**Tasks to carry out**
(1) Decide whether each statement below agrees with the economics passage. For each, answer yes or no and quote the words of the passage that settle it.
(a) The textbook model of comparative advantage includes only labor and a very simple technology.
(b) Marx grounds his law of subsistence wages in Malthusian population swings.
(c) The classical theorists held that wages and profits are set by market-determined marginal products.
(2) From the economics passage, write out everything from "Oh man, now" down to "Malthusian population swings." word for word.

**Article**
════════════════

Kling may be looking in the right place, but his world view dooms him to find the wrong answer.  He wants PSST and comparative advantage to save the free market.  The simple trade theory microeconomics of it dictate that everyone does what they are most efficient at doing and so there is no need to interfere.  The intellectual tradition of Ricardo is not so one dimensional.  The textbook model of comparative advantage is one that only has labor and a very simple, inert, returnless technology.  Once you add profits to the classical model things get a little less... natural.  Underlying the relations of capital and labor in the classical theory is a political economy.  Unlike the Marginalists' idea that labor and capital get paid their market determined marginal products for the classical theorists power relationships determine the rate of profit and the wage rate.  Notwithstanding the "natural" floor to the wage rate: Malthusian subsistence.  Milgate quotes an Adam Smith Kling has probably never heard of: "though in disputes [over wages] with their workmen, masters must generally have the advantage, there is however a certain rate below which it seems impossible to reduce for any considerable time, the ordinary wage of the lowest species of labour."[2]

Oh man, now we are nowhere near where Professor Kling wants to be, now we are in Marxian territory.  Marx comes out of the classical tradition and his theory of the business cycle in many ways is an attempt to fill in the distributional theory left by the earlier classicals.  Marx takes for granted that there is no wiggle room in which workers and capital can share in the surplus but rather offers a law of pure subsistence wages ground in power relationships not Malthusian population swings.

════════════════

(Rows from a dataset)
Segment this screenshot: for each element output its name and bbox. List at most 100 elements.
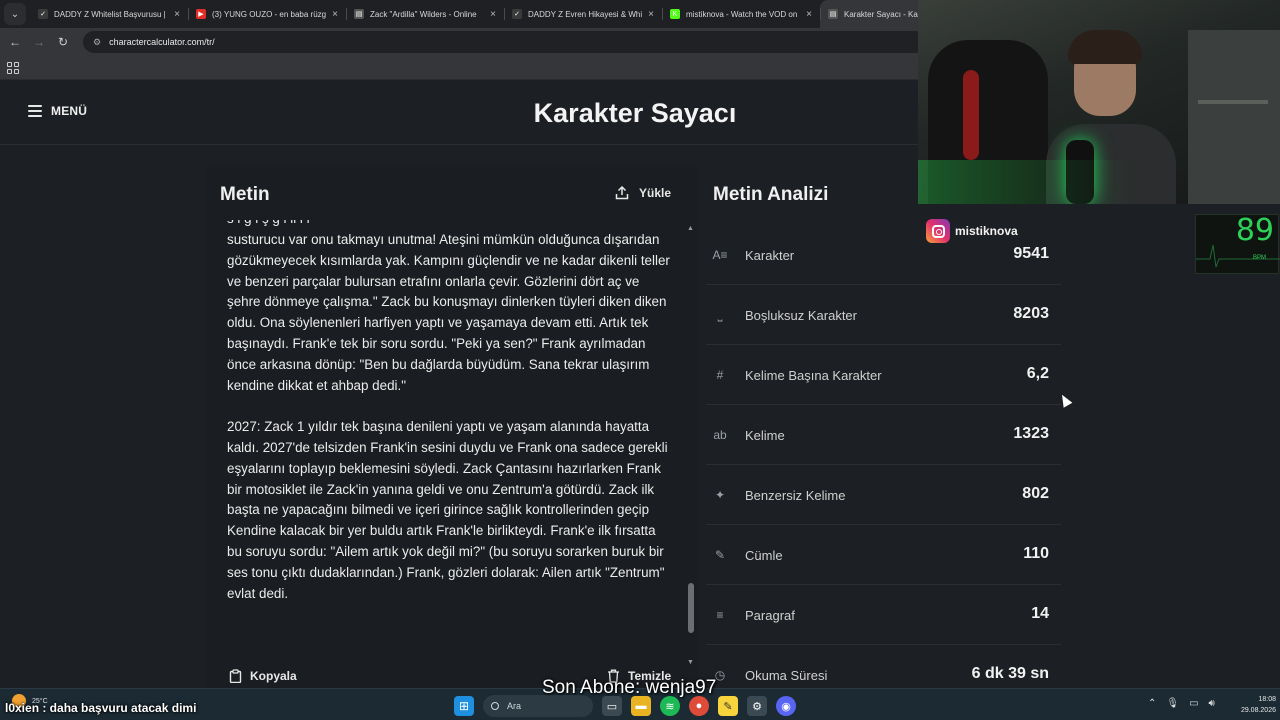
text-editor-panel: Metin Yükle s i ğ i ş ğ i il i l susturu… [207,165,697,688]
partial-text-line: s i ğ i ş ğ i il i l [227,220,672,230]
upload-icon [615,186,629,200]
browser-tab[interactable]: ▤ Zack "Ardilla" Wilders - Online × [346,0,504,28]
instagram-badge: mistiknova [926,219,1018,243]
browser-tab[interactable]: ✓ DADDY Z Whitelist Başvurusu | × [30,0,188,28]
tab-favicon-icon: ✓ [512,9,522,19]
tab-close-icon[interactable]: × [490,9,496,20]
tab-search-button[interactable]: ⌄ [4,3,26,25]
text-paragraph: susturucu var onu takmayı unutma! Ateşin… [227,232,670,393]
sticky-notes-icon[interactable]: ✎ [718,696,738,716]
heart-rate-widget: 89 BPM [1195,213,1280,274]
words-icon: ab [713,428,727,442]
tab-title: Zack "Ardilla" Wilders - Online [370,9,477,19]
stat-row: ◷ Okuma Süresi 6 dk 39 sn [706,645,1061,688]
webcam-rgb-glow [918,160,1280,204]
clipboard-icon [229,669,242,683]
stat-value: 802 [1022,485,1049,502]
scrollbar-thumb[interactable] [688,583,694,633]
settings-icon[interactable]: ⚙ [747,696,767,716]
scroll-up-arrow-icon[interactable]: ▲ [687,225,694,232]
text-analysis-panel: Metin Analizi A≡ Karakter 9541 ⎵ Boşluksuz K… [698,165,1066,688]
search-placeholder: Ara [507,701,522,711]
stat-label: Okuma Süresi [745,668,828,683]
stat-row: # Kelime Başına Karakter 6,2 [706,345,1061,405]
text-input-area[interactable]: s i ğ i ş ğ i il i l susturucu var onu t… [227,220,672,652]
forward-icon[interactable]: → [27,35,51,49]
tray-overflow-icon[interactable]: ⌃ [1148,698,1156,709]
volume-icon[interactable]: 🔊︎ [1209,698,1215,709]
tab-title: mistiknova - Watch the VOD on [686,9,798,19]
hash-icon: # [716,368,724,382]
stat-label: Kelime [745,428,785,443]
heart-rate-unit: BPM [1252,255,1266,261]
tab-close-icon[interactable]: × [174,9,180,20]
stat-value: 9541 [1013,245,1049,262]
tab-title: (3) YUNG OUZO - en baba rüzg [212,9,327,19]
tab-title: DADDY Z Whitelist Başvurusu | [54,9,166,19]
stat-value: 8203 [1013,305,1049,322]
pencil-icon: ✎ [714,548,726,562]
tab-favicon-icon: ✓ [38,9,48,19]
system-clock[interactable]: 18:08 29.08.2026 [1226,694,1276,716]
webcam-overlay [918,0,1280,204]
tab-favicon-icon: K [670,9,680,19]
tab-close-icon[interactable]: × [648,9,654,20]
stat-row: ✦ Benzersiz Kelime 802 [706,465,1061,525]
apps-icon[interactable] [7,61,19,74]
stat-row: ≡ Paragraf 14 [706,585,1061,645]
tab-close-icon[interactable]: × [332,9,338,20]
stat-label: Benzersiz Kelime [745,488,846,503]
instagram-icon [926,219,950,243]
spotify-icon[interactable]: ≋ [660,696,680,716]
stat-value: 14 [1031,605,1049,622]
chrome-icon[interactable]: ● [689,696,709,716]
chat-message-overlay: l0xien : daha başvuru atacak dimi [5,701,197,715]
tab-close-icon[interactable]: × [806,9,812,20]
sparkle-icon: ✦ [714,488,726,502]
reload-icon[interactable]: ↻ [51,35,75,49]
tab-title: DADDY Z Evren Hikayesi & Whi [528,9,643,19]
analysis-title: Metin Analizi [713,184,829,205]
site-info-icon[interactable]: ⚙ [93,37,101,48]
network-icon[interactable]: ▭ [1189,698,1198,709]
back-icon[interactable]: ← [3,35,27,49]
text-paragraph: 2027: Zack 1 yıldır tek başına denileni … [227,419,668,601]
tab-favicon-icon: ▤ [354,9,364,19]
task-view-icon[interactable]: ▭ [602,696,622,716]
tab-favicon-icon: ▤ [828,9,838,19]
stat-row: ✎ Cümle 110 [706,525,1061,585]
url-text: charactercalculator.com/tr/ [109,37,215,47]
stat-value: 110 [1023,545,1049,562]
clock-time: 18:08 [1258,696,1276,703]
copy-label: Kopyala [250,669,297,683]
stat-row: ⎵ Boşluksuz Karakter 8203 [706,285,1061,345]
stat-label: Karakter [745,248,795,263]
stat-label: Kelime Başına Karakter [745,368,882,383]
editor-title: Metin [220,184,270,205]
tab-favicon-icon: ▶ [196,9,206,19]
stat-value: 6 dk 39 sn [971,665,1049,682]
last-subscriber-overlay: Son Abone: wenja97 [542,677,717,698]
scroll-down-arrow-icon[interactable]: ▼ [687,659,694,666]
microphone-icon[interactable]: 🎙︎ [1166,698,1179,709]
discord-icon[interactable]: ◉ [776,696,796,716]
stat-value: 6,2 [1026,365,1049,382]
browser-tab[interactable]: ✓ DADDY Z Evren Hikayesi & Whi × [504,0,662,28]
copy-button[interactable]: Kopyala [229,669,297,683]
windows-start-icon[interactable]: ⊞ [454,696,474,716]
upload-button[interactable]: Yükle [615,186,671,200]
characters-icon: A≡ [712,248,728,262]
stat-label: Boşluksuz Karakter [745,308,857,323]
system-tray: ⌃ 🎙︎ ▭ 🔊︎ [1148,698,1225,709]
browser-tab[interactable]: ▶ (3) YUNG OUZO - en baba rüzg × [188,0,346,28]
upload-label: Yükle [639,186,672,200]
browser-tab[interactable]: Kmistiknova - Watch the VOD on × [662,0,820,28]
no-space-icon: ⎵ [717,307,723,322]
instagram-handle: mistiknova [955,224,1018,238]
file-explorer-icon[interactable]: ▬ [631,696,651,716]
stat-value: 1323 [1013,425,1049,442]
stat-label: Paragraf [745,608,795,623]
heart-rate-value: 89 [1235,213,1274,248]
clock-date: 29.08.2026 [1240,707,1276,714]
search-icon [491,702,499,710]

════════════════

**Exercise answers**
(1)
(a) Yes: "The textbook model of comparative advantage is one that only has labor and a very simple, inert, returnless technology."
(b) No: "offers a law of pure subsistence wages ground in power relationships not Malthusian population swings."
(c) No: "for the classical theorists power relationships determine the rate of profit and the wage rate."

(2)
Oh man, now we are nowhere near where Professor Kling wants to be, now we are in Marxian territory.  Marx comes out of the classical tradition and his theory of the business cycle in many ways is an attempt to fill in the distributional theory left by the earlier classicals.  Marx takes for granted that there is no wiggle room in which workers and capital can share in the surplus but rather offers a law of pure subsistence wages ground in power relationships not Malthusian population swings.